_WRITTEN EXERCISE_
Replace "Przepływ" with "Flow rate" throughout the data below, leaving the pictures out and everything else unchanged.

[Stored items from a collection]
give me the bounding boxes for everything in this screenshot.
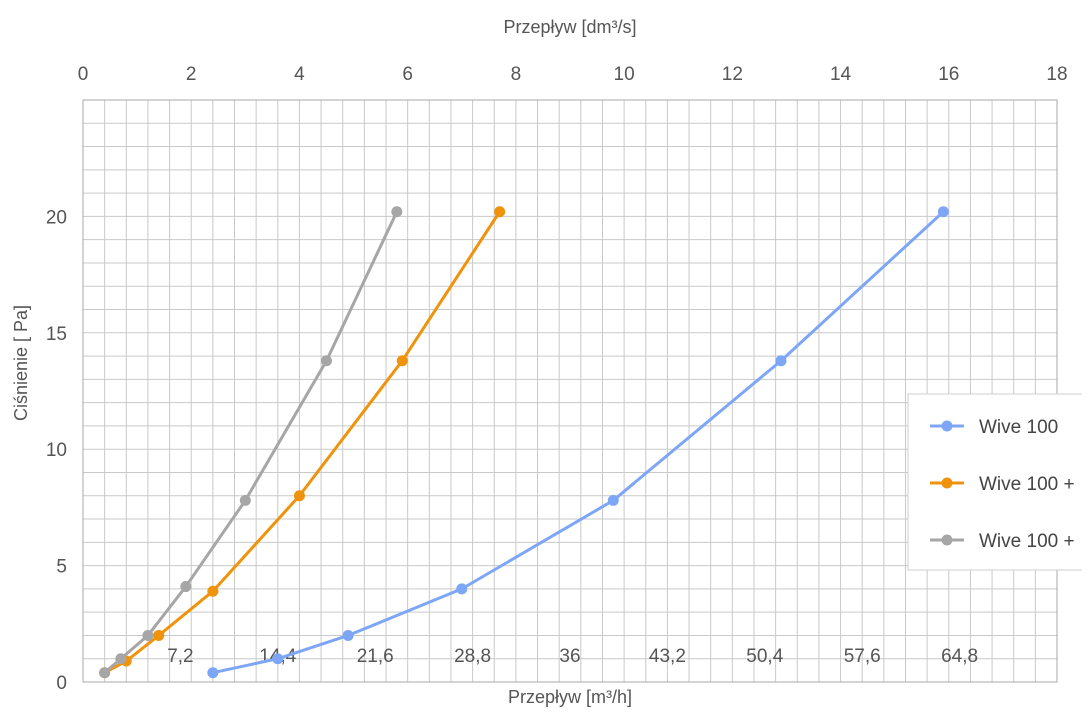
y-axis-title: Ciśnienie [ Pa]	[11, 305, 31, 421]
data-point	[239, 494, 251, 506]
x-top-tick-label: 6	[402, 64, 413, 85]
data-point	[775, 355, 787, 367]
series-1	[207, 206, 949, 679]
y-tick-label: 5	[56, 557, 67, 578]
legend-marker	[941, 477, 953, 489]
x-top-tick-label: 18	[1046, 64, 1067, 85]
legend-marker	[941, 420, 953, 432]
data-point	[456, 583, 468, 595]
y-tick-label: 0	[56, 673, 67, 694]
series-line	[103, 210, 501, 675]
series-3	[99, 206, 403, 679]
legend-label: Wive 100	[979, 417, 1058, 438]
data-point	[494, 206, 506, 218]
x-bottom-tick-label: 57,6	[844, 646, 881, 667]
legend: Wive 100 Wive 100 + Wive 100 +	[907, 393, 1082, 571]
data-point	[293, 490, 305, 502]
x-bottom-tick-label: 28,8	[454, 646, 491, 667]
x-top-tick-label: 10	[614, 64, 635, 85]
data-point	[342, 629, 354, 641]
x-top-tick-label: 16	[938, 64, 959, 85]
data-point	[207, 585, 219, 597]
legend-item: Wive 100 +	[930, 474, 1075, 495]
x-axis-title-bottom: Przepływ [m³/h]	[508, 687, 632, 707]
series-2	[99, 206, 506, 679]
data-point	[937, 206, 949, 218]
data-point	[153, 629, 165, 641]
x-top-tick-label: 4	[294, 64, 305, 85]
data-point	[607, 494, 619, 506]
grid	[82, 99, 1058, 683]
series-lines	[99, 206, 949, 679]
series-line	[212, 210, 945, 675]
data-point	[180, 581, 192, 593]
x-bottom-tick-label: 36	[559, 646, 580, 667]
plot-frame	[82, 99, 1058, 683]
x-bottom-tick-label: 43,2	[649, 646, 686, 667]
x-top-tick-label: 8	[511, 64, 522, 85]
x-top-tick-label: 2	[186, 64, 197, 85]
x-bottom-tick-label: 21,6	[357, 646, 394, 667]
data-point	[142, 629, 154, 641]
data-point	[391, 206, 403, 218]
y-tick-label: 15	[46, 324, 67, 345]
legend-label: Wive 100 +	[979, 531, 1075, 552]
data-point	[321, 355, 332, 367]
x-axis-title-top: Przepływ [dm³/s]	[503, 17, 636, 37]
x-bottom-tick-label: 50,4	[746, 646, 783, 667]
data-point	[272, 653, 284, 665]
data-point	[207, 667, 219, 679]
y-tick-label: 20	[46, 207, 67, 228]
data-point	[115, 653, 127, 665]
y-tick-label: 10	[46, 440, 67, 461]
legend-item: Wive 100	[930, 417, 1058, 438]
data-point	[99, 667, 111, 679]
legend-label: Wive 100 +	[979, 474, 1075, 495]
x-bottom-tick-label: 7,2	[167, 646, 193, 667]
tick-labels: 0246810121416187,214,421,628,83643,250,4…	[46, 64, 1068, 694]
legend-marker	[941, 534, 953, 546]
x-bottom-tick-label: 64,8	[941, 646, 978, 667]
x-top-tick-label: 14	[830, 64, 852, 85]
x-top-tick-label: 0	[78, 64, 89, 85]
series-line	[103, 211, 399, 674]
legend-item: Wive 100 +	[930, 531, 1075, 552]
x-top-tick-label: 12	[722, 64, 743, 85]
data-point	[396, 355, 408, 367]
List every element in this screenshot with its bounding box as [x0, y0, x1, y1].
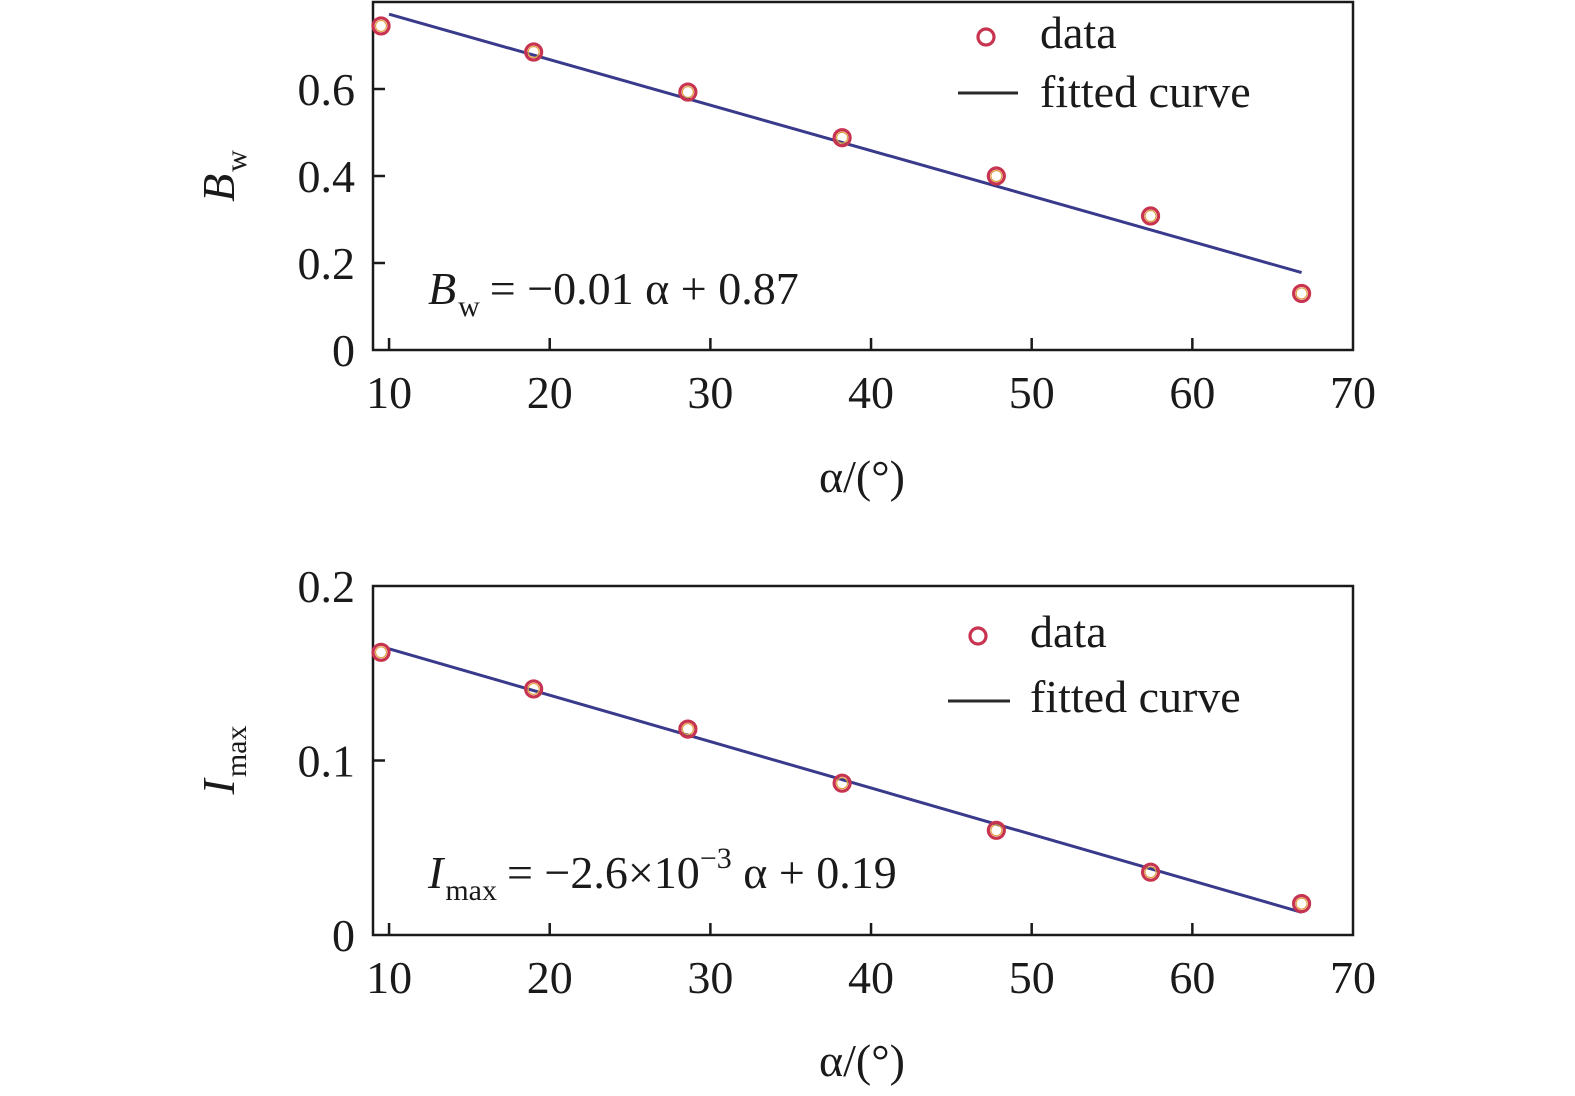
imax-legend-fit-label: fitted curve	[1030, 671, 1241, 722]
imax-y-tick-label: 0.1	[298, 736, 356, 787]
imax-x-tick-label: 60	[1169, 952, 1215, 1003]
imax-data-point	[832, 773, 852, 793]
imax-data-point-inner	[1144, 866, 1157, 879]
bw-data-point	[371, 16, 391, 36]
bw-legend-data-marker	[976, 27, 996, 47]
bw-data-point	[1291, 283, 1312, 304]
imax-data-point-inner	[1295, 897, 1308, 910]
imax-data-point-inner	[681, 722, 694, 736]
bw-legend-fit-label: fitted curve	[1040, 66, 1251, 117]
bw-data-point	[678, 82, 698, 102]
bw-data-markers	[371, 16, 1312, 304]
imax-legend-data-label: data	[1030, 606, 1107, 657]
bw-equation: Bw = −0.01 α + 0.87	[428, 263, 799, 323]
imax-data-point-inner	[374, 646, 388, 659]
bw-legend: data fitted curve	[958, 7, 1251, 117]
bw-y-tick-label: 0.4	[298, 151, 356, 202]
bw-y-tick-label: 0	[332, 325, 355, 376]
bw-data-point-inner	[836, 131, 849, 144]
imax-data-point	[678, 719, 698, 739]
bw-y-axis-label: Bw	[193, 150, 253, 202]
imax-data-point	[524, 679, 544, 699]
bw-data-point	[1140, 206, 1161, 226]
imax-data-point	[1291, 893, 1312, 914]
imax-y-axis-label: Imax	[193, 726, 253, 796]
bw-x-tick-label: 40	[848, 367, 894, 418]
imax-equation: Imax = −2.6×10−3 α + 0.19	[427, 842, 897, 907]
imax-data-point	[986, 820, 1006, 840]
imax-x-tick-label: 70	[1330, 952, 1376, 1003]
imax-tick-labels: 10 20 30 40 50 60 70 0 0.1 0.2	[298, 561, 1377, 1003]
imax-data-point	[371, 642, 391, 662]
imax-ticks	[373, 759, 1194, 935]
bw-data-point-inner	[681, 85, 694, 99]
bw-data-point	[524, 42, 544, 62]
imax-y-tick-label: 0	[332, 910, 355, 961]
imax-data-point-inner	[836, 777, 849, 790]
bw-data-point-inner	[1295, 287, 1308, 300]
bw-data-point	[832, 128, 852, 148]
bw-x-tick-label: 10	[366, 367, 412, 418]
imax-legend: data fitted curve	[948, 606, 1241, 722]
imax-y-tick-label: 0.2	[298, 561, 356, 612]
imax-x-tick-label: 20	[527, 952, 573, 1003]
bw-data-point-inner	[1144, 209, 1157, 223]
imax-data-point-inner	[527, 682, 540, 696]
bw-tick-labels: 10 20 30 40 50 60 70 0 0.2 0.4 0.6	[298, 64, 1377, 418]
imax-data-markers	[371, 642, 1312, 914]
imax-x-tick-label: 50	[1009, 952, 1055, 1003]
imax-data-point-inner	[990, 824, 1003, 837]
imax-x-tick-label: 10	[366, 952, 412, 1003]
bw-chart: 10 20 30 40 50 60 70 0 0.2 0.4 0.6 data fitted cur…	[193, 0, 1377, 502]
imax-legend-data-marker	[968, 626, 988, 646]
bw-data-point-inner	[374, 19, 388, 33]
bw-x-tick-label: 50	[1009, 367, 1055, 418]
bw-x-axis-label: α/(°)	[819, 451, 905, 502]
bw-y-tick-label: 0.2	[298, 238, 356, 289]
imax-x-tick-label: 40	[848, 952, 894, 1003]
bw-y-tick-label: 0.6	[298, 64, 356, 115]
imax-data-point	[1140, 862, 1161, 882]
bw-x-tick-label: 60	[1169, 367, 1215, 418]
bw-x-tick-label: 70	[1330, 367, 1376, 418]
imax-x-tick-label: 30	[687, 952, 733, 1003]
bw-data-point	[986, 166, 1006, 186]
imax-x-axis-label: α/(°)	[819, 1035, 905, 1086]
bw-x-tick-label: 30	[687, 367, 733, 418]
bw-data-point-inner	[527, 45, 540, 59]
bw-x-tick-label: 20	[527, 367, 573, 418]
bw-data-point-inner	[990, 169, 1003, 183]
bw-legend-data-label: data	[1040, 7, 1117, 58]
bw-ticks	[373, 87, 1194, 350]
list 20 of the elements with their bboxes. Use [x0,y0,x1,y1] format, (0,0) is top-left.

_EXERCISE RESULT_
give me the bounding boxes for everything in this screenshot.
y-axis-title: Ciśnienie [ Pa]	[11, 305, 31, 421]
data-point	[239, 494, 251, 506]
x-top-tick-label: 6	[402, 64, 413, 85]
data-point	[775, 355, 787, 367]
series-1	[207, 206, 949, 679]
y-tick-label: 5	[56, 557, 67, 578]
legend-marker	[941, 477, 953, 489]
x-top-tick-label: 18	[1046, 64, 1067, 85]
legend-marker	[941, 420, 953, 432]
data-point	[456, 583, 468, 595]
y-tick-label: 0	[56, 673, 67, 694]
series-line	[103, 210, 501, 675]
series-3	[99, 206, 403, 679]
legend-label: Wive 100	[979, 417, 1058, 438]
data-point	[494, 206, 506, 218]
x-bottom-tick-label: 57,6	[844, 646, 881, 667]
legend: Wive 100 Wive 100 + Wive 100 +	[907, 393, 1082, 571]
data-point	[293, 490, 305, 502]
x-bottom-tick-label: 28,8	[454, 646, 491, 667]
x-top-tick-label: 10	[614, 64, 635, 85]
data-point	[342, 629, 354, 641]
x-top-tick-label: 16	[938, 64, 959, 85]
data-point	[207, 585, 219, 597]
legend-item: Wive 100 +	[930, 474, 1075, 495]
x-axis-title-bottom: Flow rate [m³/h]	[508, 687, 632, 707]
series-2	[99, 206, 506, 679]
data-point	[937, 206, 949, 218]
data-point	[153, 629, 165, 641]
x-top-tick-label: 4	[294, 64, 305, 85]
data-point	[607, 494, 619, 506]
grid	[82, 99, 1058, 683]
series-lines	[99, 206, 949, 679]
series-line	[212, 210, 945, 675]
data-point	[180, 581, 192, 593]
x-bottom-tick-label: 36	[559, 646, 580, 667]
plot-frame	[82, 99, 1058, 683]
x-bottom-tick-label: 43,2	[649, 646, 686, 667]
x-top-tick-label: 8	[511, 64, 522, 85]
x-top-tick-label: 2	[186, 64, 197, 85]
x-bottom-tick-label: 21,6	[357, 646, 394, 667]
data-point	[142, 629, 154, 641]
data-point	[391, 206, 403, 218]
y-tick-label: 15	[46, 324, 67, 345]
legend-label: Wive 100 +	[979, 531, 1075, 552]
data-point	[321, 355, 332, 367]
x-axis-title-top: Flow rate [dm³/s]	[503, 17, 636, 37]
x-bottom-tick-label: 50,4	[746, 646, 783, 667]
data-point	[272, 653, 284, 665]
data-point	[207, 667, 219, 679]
y-tick-label: 20	[46, 207, 67, 228]
data-point	[115, 653, 127, 665]
y-tick-label: 10	[46, 440, 67, 461]
legend-item: Wive 100	[930, 417, 1058, 438]
data-point	[99, 667, 111, 679]
legend-label: Wive 100 +	[979, 474, 1075, 495]
x-bottom-tick-label: 7,2	[167, 646, 193, 667]
tick-labels: 0246810121416187,214,421,628,83643,250,4…	[46, 64, 1068, 694]
legend-marker	[941, 534, 953, 546]
x-bottom-tick-label: 64,8	[941, 646, 978, 667]
x-top-tick-label: 14	[830, 64, 852, 85]
x-top-tick-label: 0	[78, 64, 89, 85]
series-line	[103, 211, 399, 674]
legend-item: Wive 100 +	[930, 531, 1075, 552]
x-top-tick-label: 12	[722, 64, 743, 85]
data-point	[396, 355, 408, 367]
List every element in this screenshot with its bounding box as [x0, y0, x1, y1].
imax-legend-fit-label: fitted curve	[1030, 671, 1241, 722]
imax-y-tick-label: 0.1	[298, 736, 356, 787]
imax-x-tick-label: 60	[1169, 952, 1215, 1003]
imax-data-point	[832, 773, 852, 793]
imax-data-point-inner	[1144, 866, 1157, 879]
bw-data-point	[371, 16, 391, 36]
bw-legend-data-marker	[976, 27, 996, 47]
bw-data-point	[1291, 283, 1312, 304]
imax-data-point-inner	[1295, 897, 1308, 910]
imax-data-point-inner	[681, 722, 694, 736]
bw-legend-fit-label: fitted curve	[1040, 66, 1251, 117]
bw-data-point	[678, 82, 698, 102]
bw-data-markers	[371, 16, 1312, 304]
imax-legend-data-label: data	[1030, 606, 1107, 657]
bw-equation: Bw = −0.01 α + 0.87	[428, 263, 799, 323]
imax-data-point-inner	[374, 646, 388, 659]
bw-legend: data fitted curve	[958, 7, 1251, 117]
bw-y-tick-label: 0.4	[298, 151, 356, 202]
bw-y-tick-label: 0	[332, 325, 355, 376]
bw-data-point-inner	[836, 131, 849, 144]
imax-data-point	[678, 719, 698, 739]
bw-y-axis-label: Bw	[193, 150, 253, 202]
imax-data-point	[524, 679, 544, 699]
bw-data-point	[1140, 206, 1161, 226]
imax-data-point	[1291, 893, 1312, 914]
imax-y-axis-label: Imax	[193, 726, 253, 796]
bw-x-tick-label: 40	[848, 367, 894, 418]
imax-equation: Imax = −2.6×10−3 α + 0.19	[427, 842, 897, 907]
imax-data-point	[986, 820, 1006, 840]
imax-x-tick-label: 70	[1330, 952, 1376, 1003]
imax-tick-labels: 10 20 30 40 50 60 70 0 0.1 0.2	[298, 561, 1377, 1003]
imax-data-point	[371, 642, 391, 662]
imax-ticks	[373, 759, 1194, 935]
bw-data-point-inner	[681, 85, 694, 99]
bw-data-point	[524, 42, 544, 62]
imax-y-tick-label: 0	[332, 910, 355, 961]
imax-data-point-inner	[836, 777, 849, 790]
bw-data-point-inner	[1295, 287, 1308, 300]
bw-data-point	[832, 128, 852, 148]
bw-x-tick-label: 10	[366, 367, 412, 418]
imax-legend: data fitted curve	[948, 606, 1241, 722]
imax-y-tick-label: 0.2	[298, 561, 356, 612]
imax-x-tick-label: 20	[527, 952, 573, 1003]
bw-data-point-inner	[1144, 209, 1157, 223]
imax-data-point-inner	[527, 682, 540, 696]
bw-tick-labels: 10 20 30 40 50 60 70 0 0.2 0.4 0.6	[298, 64, 1377, 418]
imax-data-markers	[371, 642, 1312, 914]
imax-x-tick-label: 50	[1009, 952, 1055, 1003]
imax-data-point-inner	[990, 824, 1003, 837]
imax-x-tick-label: 10	[366, 952, 412, 1003]
bw-chart: 10 20 30 40 50 60 70 0 0.2 0.4 0.6 data fitted cur…	[193, 0, 1377, 502]
imax-legend-data-marker	[968, 626, 988, 646]
bw-data-point-inner	[374, 19, 388, 33]
bw-x-tick-label: 50	[1009, 367, 1055, 418]
bw-x-axis-label: α/(°)	[819, 451, 905, 502]
bw-y-tick-label: 0.2	[298, 238, 356, 289]
imax-x-tick-label: 40	[848, 952, 894, 1003]
bw-y-tick-label: 0.6	[298, 64, 356, 115]
imax-data-point	[1140, 862, 1161, 882]
bw-x-tick-label: 60	[1169, 367, 1215, 418]
bw-x-tick-label: 70	[1330, 367, 1376, 418]
imax-x-tick-label: 30	[687, 952, 733, 1003]
bw-data-point	[986, 166, 1006, 186]
imax-x-axis-label: α/(°)	[819, 1035, 905, 1086]
bw-x-tick-label: 30	[687, 367, 733, 418]
bw-data-point-inner	[527, 45, 540, 59]
bw-x-tick-label: 20	[527, 367, 573, 418]
bw-data-point-inner	[990, 169, 1003, 183]
bw-legend-data-label: data	[1040, 7, 1117, 58]
bw-ticks	[373, 87, 1194, 350]
list 20 of the elements with their bboxes. Use [x0,y0,x1,y1] format, (0,0) is top-left.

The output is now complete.